- **Entries provided**

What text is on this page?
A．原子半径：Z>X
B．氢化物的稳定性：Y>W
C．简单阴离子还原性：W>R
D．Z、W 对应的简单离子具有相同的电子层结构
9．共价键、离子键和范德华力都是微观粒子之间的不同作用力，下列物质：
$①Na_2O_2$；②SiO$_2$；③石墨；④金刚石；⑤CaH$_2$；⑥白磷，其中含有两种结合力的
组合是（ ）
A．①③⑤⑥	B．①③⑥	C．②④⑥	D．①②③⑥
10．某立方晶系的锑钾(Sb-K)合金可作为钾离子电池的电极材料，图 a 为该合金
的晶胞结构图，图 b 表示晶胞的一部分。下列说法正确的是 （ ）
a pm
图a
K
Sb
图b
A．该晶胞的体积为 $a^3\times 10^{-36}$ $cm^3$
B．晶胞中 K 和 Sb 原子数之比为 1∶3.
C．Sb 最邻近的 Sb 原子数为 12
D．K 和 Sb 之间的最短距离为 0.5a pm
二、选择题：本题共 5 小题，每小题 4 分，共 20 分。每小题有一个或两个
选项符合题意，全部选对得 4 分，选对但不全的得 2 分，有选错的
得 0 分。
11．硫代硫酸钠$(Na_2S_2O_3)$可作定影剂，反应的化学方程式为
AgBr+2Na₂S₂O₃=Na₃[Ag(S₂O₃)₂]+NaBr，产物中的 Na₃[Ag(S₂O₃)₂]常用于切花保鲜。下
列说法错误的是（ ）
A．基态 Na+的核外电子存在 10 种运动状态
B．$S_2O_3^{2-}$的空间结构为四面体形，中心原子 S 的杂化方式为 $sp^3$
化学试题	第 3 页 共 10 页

- **Short task**
Give all the records again. Match them exactly.

- **Written solution**
What text is on this page?
A．原子半径：Z>X
B．氢化物的稳定性：Y>W
C．简单阴离子还原性：W>R
D．Z、W 对应的简单离子具有相同的电子层结构
9．共价键、离子键和范德华力都是微观粒子之间的不同作用力，下列物质：
$①Na_2O_2$；②SiO$_2$；③石墨；④金刚石；⑤CaH$_2$；⑥白磷，其中含有两种结合力的
组合是（ ）
A．①③⑤⑥	B．①③⑥	C．②④⑥	D．①②③⑥
10．某立方晶系的锑钾(Sb-K)合金可作为钾离子电池的电极材料，图 a 为该合金
的晶胞结构图，图 b 表示晶胞的一部分。下列说法正确的是 （ ）
a pm
图a
K
Sb
图b
A．该晶胞的体积为 $a^3\times 10^{-36}$ $cm^3$
B．晶胞中 K 和 Sb 原子数之比为 1∶3.
C．Sb 最邻近的 Sb 原子数为 12
D．K 和 Sb 之间的最短距离为 0.5a pm
二、选择题：本题共 5 小题，每小题 4 分，共 20 分。每小题有一个或两个
选项符合题意，全部选对得 4 分，选对但不全的得 2 分，有选错的
得 0 分。
11．硫代硫酸钠$(Na_2S_2O_3)$可作定影剂，反应的化学方程式为
AgBr+2Na₂S₂O₃=Na₃[Ag(S₂O₃)₂]+NaBr，产物中的 Na₃[Ag(S₂O₃)₂]常用于切花保鲜。下
列说法错误的是（ ）
A．基态 Na+的核外电子存在 10 种运动状态
B．$S_2O_3^{2-}$的空间结构为四面体形，中心原子 S 的杂化方式为 $sp^3$
化学试题	第 3 页 共 10 页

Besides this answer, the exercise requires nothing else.